## Selected passage
■ ■ ■

Session: 652. Multiple Myeloma and Plasma Cell Dyscrasias: Clinical and Epidemiological: Poster II
Hematology Disease Topics & Pathways:
Plasma Cell Disorders, Diseases, Lymphoid Malignancies, Technology and Procedures, Human, Study Population, imaging
Methods: Fifty-two consecutive patients with MM were prospectively simultaneously evaluated by FDG and MET PET/CT. Bone marrow (BM) uptake patterns and the detection of focal lesions (FL) and extramedullary disease (EMD) were compared. Furthermore, FDG PET parameters with known MM prognostic value were explored for both tracers, as well as total metabolic tumor volume (TMTV), total lesion glycolysis (TLG), and total lesion MET uptake (TLMU).
Results: Median patient age was 61 years (range, 37-83 years), 54% were male, 13% of them were in stage ISS (International Staging System) III, and 31% had high-risk cytogenetics. The population include 8 smoldering MM (SMM), 18 newly diagnosed MM (NDMM) and 26 relapse/refractory patients (RRMM).

■ ■ ■

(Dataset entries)
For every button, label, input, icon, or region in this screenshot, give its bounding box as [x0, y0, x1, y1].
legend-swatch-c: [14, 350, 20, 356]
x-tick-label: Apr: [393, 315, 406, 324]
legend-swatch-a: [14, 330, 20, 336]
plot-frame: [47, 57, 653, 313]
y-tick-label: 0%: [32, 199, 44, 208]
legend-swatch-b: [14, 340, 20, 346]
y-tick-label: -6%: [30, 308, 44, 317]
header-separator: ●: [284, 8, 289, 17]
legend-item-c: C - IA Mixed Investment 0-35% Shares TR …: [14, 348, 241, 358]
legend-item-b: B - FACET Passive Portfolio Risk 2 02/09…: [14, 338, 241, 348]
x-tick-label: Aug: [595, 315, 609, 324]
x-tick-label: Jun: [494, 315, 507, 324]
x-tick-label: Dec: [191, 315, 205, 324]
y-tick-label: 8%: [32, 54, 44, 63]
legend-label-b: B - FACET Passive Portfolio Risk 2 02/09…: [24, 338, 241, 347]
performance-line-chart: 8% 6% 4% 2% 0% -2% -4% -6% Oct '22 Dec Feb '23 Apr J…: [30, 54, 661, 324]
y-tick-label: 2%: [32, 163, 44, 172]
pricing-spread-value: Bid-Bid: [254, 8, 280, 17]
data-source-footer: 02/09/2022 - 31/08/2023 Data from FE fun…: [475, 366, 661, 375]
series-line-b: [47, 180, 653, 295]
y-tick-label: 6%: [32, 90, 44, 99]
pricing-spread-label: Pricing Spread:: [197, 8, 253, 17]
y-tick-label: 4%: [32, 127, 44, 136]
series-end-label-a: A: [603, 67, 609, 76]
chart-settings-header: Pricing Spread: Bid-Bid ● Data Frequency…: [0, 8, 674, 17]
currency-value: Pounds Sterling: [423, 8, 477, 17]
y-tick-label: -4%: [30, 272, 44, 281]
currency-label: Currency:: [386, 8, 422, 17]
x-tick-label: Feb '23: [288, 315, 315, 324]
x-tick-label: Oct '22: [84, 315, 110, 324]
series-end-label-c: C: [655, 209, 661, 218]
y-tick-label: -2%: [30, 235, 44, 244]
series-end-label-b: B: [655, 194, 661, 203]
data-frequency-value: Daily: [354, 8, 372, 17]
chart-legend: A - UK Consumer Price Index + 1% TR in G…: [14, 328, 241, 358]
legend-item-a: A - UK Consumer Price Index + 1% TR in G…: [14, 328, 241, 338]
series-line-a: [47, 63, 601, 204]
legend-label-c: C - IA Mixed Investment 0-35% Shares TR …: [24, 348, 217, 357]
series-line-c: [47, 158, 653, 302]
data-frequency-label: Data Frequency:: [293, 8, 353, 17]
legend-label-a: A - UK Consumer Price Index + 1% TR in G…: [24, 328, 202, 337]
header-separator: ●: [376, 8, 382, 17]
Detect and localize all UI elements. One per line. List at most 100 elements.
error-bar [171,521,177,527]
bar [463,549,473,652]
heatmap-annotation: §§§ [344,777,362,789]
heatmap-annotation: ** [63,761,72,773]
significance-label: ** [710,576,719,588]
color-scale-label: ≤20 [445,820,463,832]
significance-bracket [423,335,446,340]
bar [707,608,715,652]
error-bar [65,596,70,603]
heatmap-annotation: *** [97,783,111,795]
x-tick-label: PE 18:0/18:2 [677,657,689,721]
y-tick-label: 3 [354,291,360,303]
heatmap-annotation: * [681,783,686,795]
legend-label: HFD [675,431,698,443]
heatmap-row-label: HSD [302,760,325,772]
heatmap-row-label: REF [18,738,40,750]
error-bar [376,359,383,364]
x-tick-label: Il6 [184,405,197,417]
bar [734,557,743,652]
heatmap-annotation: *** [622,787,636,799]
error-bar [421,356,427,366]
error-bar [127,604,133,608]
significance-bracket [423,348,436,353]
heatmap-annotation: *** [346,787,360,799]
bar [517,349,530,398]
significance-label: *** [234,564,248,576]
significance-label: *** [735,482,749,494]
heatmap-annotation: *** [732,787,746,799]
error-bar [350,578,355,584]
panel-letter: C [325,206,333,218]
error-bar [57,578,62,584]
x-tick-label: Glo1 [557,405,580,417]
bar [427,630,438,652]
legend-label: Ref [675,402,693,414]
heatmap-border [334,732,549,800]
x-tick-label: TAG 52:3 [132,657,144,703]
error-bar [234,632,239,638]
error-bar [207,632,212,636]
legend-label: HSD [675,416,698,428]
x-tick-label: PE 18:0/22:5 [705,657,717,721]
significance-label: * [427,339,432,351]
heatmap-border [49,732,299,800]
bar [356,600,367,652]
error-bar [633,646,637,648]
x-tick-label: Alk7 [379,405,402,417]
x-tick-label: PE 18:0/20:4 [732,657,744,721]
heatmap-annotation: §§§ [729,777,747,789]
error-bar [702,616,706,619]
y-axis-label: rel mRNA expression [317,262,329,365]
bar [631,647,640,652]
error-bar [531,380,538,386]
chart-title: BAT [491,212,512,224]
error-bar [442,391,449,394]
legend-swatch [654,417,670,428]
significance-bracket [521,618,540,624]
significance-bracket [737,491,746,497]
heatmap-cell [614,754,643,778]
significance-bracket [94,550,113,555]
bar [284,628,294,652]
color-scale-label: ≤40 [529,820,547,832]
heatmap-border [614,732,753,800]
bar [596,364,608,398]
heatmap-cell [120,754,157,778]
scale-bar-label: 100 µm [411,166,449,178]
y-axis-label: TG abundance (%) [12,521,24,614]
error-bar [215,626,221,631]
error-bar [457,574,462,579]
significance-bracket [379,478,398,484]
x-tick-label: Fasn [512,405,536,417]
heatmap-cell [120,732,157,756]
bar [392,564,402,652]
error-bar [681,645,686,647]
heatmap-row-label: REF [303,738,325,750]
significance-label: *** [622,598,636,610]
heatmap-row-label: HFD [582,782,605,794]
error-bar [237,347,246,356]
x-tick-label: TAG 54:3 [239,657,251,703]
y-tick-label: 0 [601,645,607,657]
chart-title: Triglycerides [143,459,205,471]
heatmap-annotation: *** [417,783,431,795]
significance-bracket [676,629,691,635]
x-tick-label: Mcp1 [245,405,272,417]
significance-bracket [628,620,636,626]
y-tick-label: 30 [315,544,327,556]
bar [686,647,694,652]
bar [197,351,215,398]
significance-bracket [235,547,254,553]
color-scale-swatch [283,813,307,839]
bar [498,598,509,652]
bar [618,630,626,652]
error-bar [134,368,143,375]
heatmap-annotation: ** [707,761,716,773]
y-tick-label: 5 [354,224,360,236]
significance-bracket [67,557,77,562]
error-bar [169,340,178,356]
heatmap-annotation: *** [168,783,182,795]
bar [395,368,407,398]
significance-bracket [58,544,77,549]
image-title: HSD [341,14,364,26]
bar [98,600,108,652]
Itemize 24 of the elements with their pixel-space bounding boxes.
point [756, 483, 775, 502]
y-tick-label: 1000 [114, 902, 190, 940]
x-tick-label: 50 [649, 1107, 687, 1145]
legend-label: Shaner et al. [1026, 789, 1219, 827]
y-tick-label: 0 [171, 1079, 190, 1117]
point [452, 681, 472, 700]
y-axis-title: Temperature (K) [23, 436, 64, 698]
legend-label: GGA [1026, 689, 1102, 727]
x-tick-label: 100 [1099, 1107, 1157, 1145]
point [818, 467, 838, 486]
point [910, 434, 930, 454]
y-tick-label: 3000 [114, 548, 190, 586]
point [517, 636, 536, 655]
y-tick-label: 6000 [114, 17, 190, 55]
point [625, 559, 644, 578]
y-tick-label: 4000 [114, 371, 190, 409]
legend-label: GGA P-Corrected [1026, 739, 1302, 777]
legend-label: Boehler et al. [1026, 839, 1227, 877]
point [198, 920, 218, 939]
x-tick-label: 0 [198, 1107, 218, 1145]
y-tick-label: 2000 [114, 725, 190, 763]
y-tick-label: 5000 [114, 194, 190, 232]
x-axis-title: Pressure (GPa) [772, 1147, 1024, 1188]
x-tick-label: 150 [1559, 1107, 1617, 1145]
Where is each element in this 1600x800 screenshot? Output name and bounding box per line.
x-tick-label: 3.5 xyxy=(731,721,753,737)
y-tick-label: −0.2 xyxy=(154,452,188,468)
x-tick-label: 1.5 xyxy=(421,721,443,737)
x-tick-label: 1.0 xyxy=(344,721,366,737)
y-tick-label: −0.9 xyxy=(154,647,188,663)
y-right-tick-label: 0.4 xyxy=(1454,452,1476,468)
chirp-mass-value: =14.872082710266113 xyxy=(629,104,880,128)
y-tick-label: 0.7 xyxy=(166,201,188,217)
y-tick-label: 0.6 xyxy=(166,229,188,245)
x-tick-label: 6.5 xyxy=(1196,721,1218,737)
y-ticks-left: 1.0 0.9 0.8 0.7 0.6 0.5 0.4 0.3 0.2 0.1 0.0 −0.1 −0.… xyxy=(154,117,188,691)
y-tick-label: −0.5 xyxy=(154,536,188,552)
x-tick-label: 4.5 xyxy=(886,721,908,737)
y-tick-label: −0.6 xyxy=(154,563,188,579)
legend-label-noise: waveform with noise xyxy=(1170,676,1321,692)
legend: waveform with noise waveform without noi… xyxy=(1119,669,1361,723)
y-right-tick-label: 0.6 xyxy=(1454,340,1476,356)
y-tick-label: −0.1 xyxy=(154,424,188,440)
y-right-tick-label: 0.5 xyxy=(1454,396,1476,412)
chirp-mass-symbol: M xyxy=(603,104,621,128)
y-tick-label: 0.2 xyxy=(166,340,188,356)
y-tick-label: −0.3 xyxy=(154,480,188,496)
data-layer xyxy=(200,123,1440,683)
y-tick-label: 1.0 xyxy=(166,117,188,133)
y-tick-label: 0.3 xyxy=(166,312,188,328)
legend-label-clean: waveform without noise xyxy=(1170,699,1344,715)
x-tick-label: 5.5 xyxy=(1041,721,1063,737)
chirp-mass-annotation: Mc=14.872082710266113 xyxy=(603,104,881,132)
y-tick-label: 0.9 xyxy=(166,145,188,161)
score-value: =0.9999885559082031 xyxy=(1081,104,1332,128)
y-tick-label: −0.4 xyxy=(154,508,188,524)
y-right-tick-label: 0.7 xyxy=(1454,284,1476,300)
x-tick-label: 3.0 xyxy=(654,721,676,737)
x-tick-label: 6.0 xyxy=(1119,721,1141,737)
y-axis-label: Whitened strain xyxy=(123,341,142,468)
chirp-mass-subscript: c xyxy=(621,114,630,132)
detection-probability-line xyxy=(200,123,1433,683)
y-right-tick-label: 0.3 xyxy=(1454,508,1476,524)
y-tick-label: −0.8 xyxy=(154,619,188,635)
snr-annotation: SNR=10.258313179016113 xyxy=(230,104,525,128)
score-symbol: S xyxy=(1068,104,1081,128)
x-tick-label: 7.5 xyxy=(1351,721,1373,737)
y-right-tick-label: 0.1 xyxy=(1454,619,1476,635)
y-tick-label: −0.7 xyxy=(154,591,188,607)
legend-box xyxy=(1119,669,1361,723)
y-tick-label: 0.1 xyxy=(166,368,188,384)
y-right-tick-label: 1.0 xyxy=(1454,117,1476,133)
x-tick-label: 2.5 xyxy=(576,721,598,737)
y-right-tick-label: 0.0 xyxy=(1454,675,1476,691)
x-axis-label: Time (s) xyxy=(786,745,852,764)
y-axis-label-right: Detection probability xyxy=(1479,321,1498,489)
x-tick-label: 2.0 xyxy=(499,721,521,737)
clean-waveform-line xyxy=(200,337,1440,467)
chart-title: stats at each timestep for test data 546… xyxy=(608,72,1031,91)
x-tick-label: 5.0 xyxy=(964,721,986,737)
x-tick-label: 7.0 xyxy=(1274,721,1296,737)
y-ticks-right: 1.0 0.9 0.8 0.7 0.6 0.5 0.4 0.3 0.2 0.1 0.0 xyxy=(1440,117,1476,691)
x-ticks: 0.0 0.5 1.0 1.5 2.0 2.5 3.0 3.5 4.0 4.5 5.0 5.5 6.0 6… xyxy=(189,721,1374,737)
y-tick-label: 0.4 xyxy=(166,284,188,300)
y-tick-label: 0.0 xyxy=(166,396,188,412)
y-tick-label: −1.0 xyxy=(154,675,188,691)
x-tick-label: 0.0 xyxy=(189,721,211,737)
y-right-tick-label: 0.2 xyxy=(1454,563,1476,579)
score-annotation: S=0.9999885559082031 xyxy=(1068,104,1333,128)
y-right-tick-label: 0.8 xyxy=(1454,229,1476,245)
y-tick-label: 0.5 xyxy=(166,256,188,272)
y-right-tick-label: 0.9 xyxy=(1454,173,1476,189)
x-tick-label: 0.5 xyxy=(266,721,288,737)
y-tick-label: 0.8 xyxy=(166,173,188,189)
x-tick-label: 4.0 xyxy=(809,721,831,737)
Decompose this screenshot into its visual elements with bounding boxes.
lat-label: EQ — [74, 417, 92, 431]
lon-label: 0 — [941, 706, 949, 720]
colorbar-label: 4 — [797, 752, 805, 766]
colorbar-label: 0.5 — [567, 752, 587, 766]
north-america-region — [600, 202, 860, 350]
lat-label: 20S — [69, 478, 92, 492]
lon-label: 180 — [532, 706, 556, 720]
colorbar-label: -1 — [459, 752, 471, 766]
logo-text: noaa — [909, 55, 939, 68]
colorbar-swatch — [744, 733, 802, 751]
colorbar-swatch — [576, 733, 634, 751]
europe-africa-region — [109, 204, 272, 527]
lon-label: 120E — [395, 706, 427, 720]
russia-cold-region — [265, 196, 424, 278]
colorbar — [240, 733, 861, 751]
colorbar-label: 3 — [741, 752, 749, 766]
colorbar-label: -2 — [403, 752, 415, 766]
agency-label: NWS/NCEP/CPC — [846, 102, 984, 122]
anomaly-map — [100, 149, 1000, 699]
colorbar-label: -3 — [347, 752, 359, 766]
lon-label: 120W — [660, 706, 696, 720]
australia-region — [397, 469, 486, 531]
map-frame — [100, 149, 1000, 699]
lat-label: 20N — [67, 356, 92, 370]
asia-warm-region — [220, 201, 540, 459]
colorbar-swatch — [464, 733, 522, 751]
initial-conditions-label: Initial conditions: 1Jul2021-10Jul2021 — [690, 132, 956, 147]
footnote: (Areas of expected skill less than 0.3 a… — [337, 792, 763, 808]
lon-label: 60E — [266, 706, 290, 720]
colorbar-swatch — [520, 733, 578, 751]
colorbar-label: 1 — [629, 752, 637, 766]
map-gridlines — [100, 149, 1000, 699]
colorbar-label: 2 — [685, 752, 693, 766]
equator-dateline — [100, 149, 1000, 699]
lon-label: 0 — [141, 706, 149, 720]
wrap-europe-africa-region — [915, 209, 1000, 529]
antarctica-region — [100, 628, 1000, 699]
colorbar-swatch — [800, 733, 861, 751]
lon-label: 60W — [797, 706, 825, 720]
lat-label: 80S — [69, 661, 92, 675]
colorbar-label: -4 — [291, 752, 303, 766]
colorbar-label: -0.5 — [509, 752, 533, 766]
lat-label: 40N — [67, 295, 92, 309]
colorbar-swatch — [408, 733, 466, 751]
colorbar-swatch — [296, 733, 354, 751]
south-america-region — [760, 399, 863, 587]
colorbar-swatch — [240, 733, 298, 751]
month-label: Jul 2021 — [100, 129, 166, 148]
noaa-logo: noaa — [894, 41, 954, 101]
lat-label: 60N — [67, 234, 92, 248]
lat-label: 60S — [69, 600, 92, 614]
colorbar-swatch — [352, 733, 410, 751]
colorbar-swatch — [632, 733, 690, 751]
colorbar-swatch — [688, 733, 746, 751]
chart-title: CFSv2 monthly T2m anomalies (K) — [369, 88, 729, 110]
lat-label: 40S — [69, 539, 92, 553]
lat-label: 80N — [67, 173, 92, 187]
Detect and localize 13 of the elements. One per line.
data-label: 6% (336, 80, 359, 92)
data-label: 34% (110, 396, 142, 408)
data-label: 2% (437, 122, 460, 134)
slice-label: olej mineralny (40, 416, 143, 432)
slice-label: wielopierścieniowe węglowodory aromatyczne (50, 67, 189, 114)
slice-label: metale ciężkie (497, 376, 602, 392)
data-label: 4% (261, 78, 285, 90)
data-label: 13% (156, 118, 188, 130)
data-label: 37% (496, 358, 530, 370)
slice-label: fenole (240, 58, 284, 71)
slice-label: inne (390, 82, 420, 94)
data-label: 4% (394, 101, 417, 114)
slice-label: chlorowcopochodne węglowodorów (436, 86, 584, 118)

■ ■ ■

## Task instructions
1) Say whether each statement agrees with the myeloma PET/CT abstract, answering yes or no and quoting the deciding words of the abstract: (a) The study evaluated fifty-two patients with both FDG and MET PET/CT. (b) Most of the patients were female. (c) The population included 26 newly diagnosed patients.
2) Carry on the myeloma PET/CT abstract from its last sentence.

## Expected responses
1)
(a) Yes: "Fifty-two consecutive patients with MM were prospectively simultaneously evaluated by FDG and MET PET/CT."
(b) No: "54% were male"
(c) No: "18 newly diagnosed MM (NDMM)"

2)
In six out the total 52 patients (11%) FDG did not detect active disease while they showed to be positive by MET. It should be noted that 4 out of these 6 patients were SMM. Additionally, MET identified higher number of FL than FDG in more than half of the patients (63%). Moreover, the median values for TMTV and total lesion uptake (TLG/TLMU) were higher upon using MET.
None of the SMM patients has progressed so far. Therefore, the prognostic impact of basal PET cannot be investigated in this cohort. Only 4 out of the 18 NDMM patients have progressed so far. The small number of events in the cohort of NDMM patients precludes a sound prognostic analysis. Nevertheless, progressive patients were associated with a larger number of FL, tumor volume and EMD assessed by both, FDG or MET.
In the RRMM patient cohort, 13 out the total 26 patients analyzed by PET have already progress. Upon using FDG the median number of FL (particularly more than 10), as well as the median values of TLG and TMTV were significantly higher in the group of progressive patients. Almost identical results were observed upon using MET.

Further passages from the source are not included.